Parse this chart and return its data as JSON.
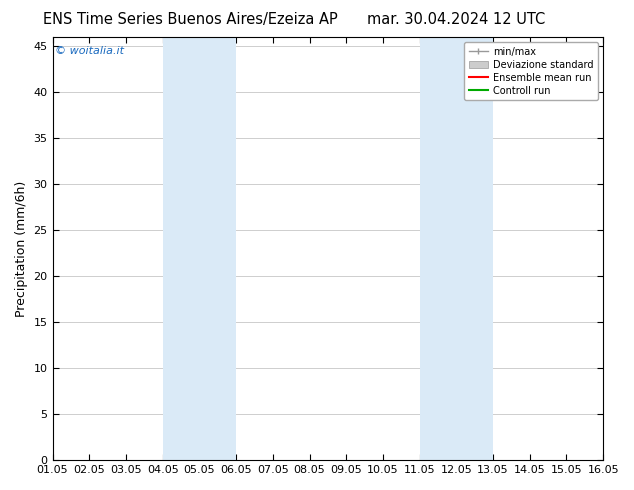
{
  "title_left": "ENS Time Series Buenos Aires/Ezeiza AP",
  "title_right": "mar. 30.04.2024 12 UTC",
  "ylabel": "Precipitation (mm/6h)",
  "ylim": [
    0,
    46
  ],
  "yticks": [
    0,
    5,
    10,
    15,
    20,
    25,
    30,
    35,
    40,
    45
  ],
  "xlim": [
    0,
    15
  ],
  "xtick_positions": [
    0,
    1,
    2,
    3,
    4,
    5,
    6,
    7,
    8,
    9,
    10,
    11,
    12,
    13,
    14,
    15
  ],
  "xtick_labels": [
    "01.05",
    "02.05",
    "03.05",
    "04.05",
    "05.05",
    "06.05",
    "07.05",
    "08.05",
    "09.05",
    "10.05",
    "11.05",
    "12.05",
    "13.05",
    "14.05",
    "15.05",
    "16.05"
  ],
  "shade_regions": [
    [
      3.0,
      4.0
    ],
    [
      4.0,
      5.0
    ],
    [
      10.0,
      11.0
    ],
    [
      11.0,
      12.0
    ]
  ],
  "shade_color": "#daeaf7",
  "watermark": "© woitalia.it",
  "watermark_color": "#1a6abf",
  "legend_entries": [
    "min/max",
    "Deviazione standard",
    "Ensemble mean run",
    "Controll run"
  ],
  "legend_colors": [
    "#aaaaaa",
    "#cccccc",
    "#ff0000",
    "#00aa00"
  ],
  "background_color": "#ffffff",
  "plot_bg_color": "#ffffff",
  "title_fontsize": 10.5,
  "axis_fontsize": 9,
  "tick_fontsize": 8
}
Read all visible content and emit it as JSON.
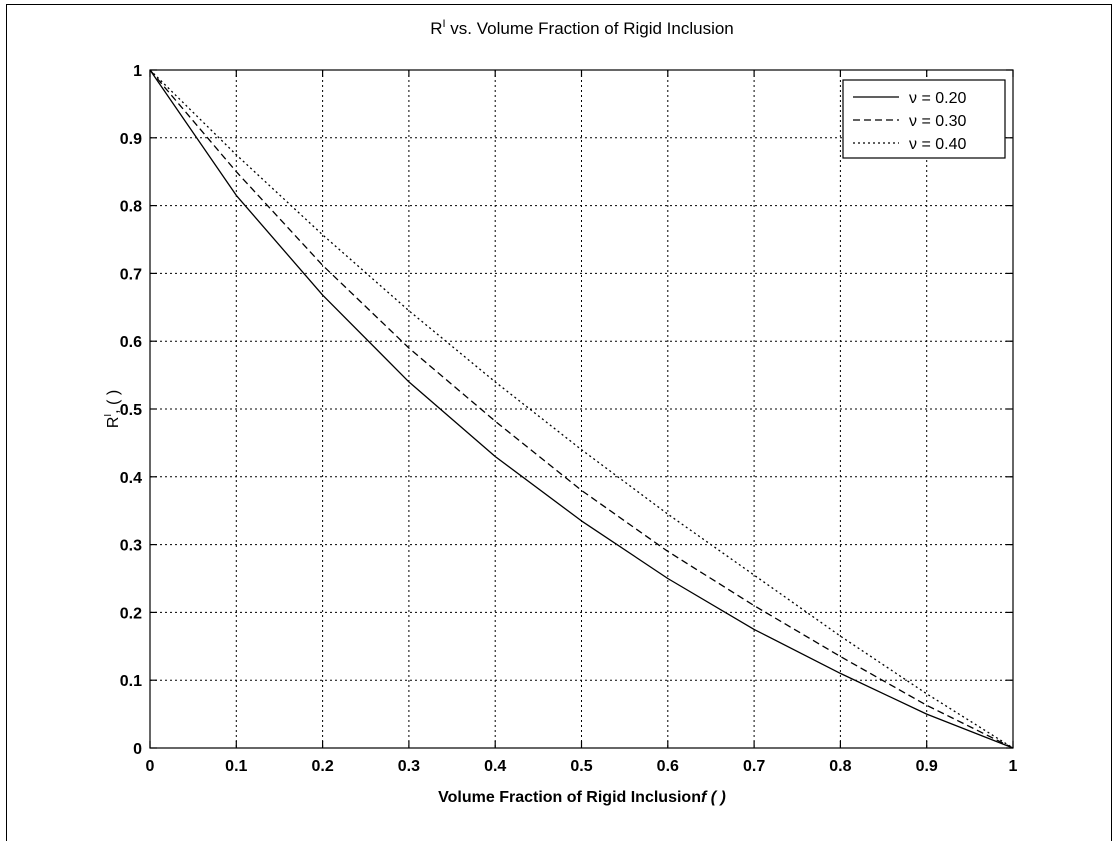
{
  "chart_data": {
    "type": "line",
    "title_main": "R",
    "title_sup": "I",
    "title_rest": " vs. Volume Fraction of Rigid Inclusion",
    "xlabel_main": "Volume Fraction of Rigid Inclusion",
    "xlabel_italic": "f ( )",
    "ylabel_main": "R",
    "ylabel_sup": "I",
    "ylabel_rest": ", ( )",
    "xlim": [
      0,
      1
    ],
    "ylim": [
      0,
      1
    ],
    "grid": true,
    "legend_position": "top-right",
    "xticks": [
      "0",
      "0.1",
      "0.2",
      "0.3",
      "0.4",
      "0.5",
      "0.6",
      "0.7",
      "0.8",
      "0.9",
      "1"
    ],
    "yticks": [
      "0",
      "0.1",
      "0.2",
      "0.3",
      "0.4",
      "0.5",
      "0.6",
      "0.7",
      "0.8",
      "0.9",
      "1"
    ],
    "x": [
      0,
      0.1,
      0.2,
      0.3,
      0.4,
      0.5,
      0.6,
      0.7,
      0.8,
      0.9,
      1.0
    ],
    "series": [
      {
        "name": "ν = 0.20",
        "style": "solid",
        "values": [
          1.0,
          0.815,
          0.668,
          0.54,
          0.43,
          0.335,
          0.25,
          0.175,
          0.11,
          0.05,
          0.0
        ]
      },
      {
        "name": "ν = 0.30",
        "style": "dashed",
        "values": [
          1.0,
          0.85,
          0.712,
          0.59,
          0.482,
          0.38,
          0.29,
          0.21,
          0.135,
          0.063,
          0.0
        ]
      },
      {
        "name": "ν = 0.40",
        "style": "dashdot",
        "values": [
          1.0,
          0.875,
          0.757,
          0.645,
          0.54,
          0.44,
          0.345,
          0.255,
          0.165,
          0.08,
          0.0
        ]
      }
    ]
  }
}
= = = = = = =
■ Task:
Pull every line containing "style" from the material above.

■ Finished answer:
        "style": "solid",
        "style": "dashed",
        "style": "dashdot",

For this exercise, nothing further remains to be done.